▶ **Work to do**: Extract every line from the records below that contains the word "this".

▶ **Material provided**:
____
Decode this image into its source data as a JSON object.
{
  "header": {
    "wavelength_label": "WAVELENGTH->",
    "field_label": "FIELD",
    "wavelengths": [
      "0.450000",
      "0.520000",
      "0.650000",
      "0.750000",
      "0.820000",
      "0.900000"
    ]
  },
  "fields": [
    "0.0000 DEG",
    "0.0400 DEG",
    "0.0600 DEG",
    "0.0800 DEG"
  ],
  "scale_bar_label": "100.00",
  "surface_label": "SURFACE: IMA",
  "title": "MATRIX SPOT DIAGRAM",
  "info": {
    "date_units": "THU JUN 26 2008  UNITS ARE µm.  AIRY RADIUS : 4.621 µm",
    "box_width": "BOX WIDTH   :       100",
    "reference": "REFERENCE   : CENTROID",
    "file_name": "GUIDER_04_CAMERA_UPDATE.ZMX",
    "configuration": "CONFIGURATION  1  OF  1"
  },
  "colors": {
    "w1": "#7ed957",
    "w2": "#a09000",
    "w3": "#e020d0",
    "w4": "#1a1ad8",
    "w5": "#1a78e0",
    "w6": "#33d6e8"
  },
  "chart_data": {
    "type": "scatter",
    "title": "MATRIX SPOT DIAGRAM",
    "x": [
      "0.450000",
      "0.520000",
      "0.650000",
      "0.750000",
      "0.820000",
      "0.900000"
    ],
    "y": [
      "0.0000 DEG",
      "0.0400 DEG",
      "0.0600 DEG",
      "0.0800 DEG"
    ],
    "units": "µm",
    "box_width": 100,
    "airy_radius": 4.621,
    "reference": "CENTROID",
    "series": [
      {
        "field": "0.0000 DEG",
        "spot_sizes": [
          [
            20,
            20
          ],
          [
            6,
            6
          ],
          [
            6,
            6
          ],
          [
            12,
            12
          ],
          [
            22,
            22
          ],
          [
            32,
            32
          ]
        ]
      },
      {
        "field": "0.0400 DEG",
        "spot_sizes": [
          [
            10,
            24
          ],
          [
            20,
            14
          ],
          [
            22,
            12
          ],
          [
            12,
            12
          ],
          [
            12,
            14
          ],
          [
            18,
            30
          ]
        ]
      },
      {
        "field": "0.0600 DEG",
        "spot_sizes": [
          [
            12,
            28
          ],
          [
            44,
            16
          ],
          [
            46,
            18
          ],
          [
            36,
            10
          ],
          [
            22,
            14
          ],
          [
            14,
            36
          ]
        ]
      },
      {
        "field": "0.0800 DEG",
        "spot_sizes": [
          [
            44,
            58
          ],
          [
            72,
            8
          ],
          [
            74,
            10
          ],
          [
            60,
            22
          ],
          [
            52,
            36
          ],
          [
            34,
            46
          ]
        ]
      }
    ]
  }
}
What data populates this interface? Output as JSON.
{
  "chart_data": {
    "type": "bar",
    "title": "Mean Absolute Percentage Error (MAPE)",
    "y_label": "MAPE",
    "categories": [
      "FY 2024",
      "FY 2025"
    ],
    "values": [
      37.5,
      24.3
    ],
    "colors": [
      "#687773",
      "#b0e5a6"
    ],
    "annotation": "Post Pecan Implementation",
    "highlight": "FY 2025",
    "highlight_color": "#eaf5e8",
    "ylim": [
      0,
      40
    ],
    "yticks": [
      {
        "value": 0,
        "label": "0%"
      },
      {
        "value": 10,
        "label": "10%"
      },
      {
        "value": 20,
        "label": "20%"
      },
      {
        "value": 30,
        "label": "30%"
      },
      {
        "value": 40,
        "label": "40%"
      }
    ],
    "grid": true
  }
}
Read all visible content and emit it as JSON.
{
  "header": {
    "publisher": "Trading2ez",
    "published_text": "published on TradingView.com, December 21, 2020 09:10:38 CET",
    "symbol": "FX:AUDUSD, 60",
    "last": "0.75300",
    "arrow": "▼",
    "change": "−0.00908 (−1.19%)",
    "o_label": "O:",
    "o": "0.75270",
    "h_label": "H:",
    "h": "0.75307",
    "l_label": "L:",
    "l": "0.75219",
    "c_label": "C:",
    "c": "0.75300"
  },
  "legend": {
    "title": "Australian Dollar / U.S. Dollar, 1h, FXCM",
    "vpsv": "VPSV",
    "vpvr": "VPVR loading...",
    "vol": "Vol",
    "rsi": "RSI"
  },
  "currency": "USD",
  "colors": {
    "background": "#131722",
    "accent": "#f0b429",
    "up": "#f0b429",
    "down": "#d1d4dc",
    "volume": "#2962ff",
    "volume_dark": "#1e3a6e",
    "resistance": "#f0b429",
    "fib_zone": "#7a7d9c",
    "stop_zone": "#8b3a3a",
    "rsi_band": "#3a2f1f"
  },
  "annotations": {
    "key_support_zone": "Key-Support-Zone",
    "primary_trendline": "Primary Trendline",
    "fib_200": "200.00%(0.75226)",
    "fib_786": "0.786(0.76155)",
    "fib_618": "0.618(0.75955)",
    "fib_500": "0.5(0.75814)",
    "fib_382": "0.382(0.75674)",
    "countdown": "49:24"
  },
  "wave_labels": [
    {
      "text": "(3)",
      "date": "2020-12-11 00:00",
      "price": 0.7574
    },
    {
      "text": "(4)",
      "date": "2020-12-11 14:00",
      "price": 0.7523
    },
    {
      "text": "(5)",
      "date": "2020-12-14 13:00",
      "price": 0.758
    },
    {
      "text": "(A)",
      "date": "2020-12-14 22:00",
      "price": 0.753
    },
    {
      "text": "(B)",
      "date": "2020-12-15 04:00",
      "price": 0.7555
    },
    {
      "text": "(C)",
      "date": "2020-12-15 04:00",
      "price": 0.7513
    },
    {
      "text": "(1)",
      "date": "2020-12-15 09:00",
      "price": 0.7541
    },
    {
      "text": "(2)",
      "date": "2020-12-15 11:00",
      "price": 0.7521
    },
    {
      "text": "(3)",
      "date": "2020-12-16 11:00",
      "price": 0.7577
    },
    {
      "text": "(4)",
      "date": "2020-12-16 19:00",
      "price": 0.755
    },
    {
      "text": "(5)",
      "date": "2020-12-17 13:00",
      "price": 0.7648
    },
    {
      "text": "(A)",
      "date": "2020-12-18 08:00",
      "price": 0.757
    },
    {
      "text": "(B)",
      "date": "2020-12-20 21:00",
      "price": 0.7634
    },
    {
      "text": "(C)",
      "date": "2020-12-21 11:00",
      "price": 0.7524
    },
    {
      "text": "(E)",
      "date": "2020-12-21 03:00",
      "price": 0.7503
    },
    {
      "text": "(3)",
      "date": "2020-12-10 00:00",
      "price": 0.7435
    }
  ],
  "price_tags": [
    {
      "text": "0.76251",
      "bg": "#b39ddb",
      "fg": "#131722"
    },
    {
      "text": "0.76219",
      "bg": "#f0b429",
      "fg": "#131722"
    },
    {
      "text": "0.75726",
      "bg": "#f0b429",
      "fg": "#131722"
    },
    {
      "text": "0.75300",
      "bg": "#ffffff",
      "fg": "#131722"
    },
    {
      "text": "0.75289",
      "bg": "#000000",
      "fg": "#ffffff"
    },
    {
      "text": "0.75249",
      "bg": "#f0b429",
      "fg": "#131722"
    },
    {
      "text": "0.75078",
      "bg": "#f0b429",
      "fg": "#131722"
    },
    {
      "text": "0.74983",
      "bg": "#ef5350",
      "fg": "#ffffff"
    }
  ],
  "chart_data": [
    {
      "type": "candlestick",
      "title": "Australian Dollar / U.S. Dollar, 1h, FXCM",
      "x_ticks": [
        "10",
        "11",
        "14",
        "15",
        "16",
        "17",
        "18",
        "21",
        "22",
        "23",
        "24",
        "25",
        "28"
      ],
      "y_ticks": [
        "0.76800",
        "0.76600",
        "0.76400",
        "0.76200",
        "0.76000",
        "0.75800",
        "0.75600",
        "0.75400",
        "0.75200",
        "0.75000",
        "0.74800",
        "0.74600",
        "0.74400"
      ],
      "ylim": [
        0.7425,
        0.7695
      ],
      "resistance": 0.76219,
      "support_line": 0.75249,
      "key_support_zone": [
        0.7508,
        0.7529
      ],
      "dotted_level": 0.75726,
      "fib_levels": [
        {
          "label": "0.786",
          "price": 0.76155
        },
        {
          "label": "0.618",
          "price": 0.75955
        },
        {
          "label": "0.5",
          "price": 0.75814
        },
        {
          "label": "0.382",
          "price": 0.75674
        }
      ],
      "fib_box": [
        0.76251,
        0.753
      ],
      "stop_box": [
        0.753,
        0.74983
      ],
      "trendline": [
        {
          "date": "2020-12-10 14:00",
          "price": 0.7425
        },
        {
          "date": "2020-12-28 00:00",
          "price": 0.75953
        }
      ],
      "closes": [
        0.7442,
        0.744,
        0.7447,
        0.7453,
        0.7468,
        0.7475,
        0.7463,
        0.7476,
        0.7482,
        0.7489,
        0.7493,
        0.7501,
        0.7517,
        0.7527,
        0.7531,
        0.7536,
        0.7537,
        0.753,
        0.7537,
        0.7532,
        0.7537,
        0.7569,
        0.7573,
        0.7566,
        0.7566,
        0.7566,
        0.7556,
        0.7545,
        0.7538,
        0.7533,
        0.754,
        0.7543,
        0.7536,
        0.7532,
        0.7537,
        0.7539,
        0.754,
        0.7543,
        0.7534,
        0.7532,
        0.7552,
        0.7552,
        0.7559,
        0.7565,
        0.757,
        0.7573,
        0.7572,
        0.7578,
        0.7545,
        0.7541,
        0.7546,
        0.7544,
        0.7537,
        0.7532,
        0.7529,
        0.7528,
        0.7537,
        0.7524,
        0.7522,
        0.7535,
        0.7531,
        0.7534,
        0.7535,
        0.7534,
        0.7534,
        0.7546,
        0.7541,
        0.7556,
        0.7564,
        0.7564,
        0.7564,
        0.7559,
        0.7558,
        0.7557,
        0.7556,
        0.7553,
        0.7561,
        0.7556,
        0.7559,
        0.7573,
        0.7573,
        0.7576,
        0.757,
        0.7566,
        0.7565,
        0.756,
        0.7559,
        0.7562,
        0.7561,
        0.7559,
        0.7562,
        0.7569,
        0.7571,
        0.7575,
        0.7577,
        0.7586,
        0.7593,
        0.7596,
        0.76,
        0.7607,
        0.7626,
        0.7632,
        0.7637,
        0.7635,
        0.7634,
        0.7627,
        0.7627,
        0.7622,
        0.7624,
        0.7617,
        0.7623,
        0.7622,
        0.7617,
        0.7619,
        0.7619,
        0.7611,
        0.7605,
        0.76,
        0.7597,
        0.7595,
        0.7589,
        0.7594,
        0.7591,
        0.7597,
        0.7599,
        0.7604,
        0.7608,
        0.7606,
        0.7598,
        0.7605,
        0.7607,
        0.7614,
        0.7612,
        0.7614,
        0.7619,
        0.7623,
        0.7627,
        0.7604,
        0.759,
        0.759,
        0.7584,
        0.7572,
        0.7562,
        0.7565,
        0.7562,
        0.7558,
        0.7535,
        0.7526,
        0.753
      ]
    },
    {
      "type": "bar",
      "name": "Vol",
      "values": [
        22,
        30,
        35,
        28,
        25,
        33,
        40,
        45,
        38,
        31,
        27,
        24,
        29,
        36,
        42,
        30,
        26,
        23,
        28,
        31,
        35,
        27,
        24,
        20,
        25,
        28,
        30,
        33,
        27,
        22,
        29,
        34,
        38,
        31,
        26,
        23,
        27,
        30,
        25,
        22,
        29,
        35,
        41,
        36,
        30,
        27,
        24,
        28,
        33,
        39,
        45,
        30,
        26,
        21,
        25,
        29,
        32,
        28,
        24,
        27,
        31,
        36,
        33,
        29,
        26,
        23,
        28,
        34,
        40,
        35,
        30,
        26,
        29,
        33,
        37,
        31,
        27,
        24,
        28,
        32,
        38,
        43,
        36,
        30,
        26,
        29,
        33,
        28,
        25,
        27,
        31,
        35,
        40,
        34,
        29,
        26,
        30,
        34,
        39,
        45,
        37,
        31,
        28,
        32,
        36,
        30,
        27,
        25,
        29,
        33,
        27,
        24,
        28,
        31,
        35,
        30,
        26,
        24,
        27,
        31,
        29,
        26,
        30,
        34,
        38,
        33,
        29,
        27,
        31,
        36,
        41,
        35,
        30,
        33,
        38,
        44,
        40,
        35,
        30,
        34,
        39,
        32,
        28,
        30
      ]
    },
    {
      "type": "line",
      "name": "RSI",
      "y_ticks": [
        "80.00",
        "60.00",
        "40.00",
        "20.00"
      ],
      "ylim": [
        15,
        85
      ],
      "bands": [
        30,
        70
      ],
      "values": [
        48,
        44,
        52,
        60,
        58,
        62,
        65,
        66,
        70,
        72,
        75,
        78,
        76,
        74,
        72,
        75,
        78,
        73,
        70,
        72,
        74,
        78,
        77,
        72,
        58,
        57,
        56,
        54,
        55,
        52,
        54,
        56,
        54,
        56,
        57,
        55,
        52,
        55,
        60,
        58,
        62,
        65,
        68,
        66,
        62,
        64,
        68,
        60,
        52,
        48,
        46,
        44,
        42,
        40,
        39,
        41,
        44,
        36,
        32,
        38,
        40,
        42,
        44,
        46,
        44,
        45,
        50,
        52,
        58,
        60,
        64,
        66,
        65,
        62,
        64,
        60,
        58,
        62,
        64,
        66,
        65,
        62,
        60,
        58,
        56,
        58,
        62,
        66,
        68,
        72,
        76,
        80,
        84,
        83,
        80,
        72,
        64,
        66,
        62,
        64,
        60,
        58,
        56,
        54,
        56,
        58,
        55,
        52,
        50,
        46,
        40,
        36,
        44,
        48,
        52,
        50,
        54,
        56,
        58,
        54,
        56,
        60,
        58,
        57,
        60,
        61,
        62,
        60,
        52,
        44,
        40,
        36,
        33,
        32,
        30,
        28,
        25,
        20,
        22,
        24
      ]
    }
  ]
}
____
▶ **Problem solution**:
Decode this image into its source data as a JSON object.
What data populates this interface? Output as JSON.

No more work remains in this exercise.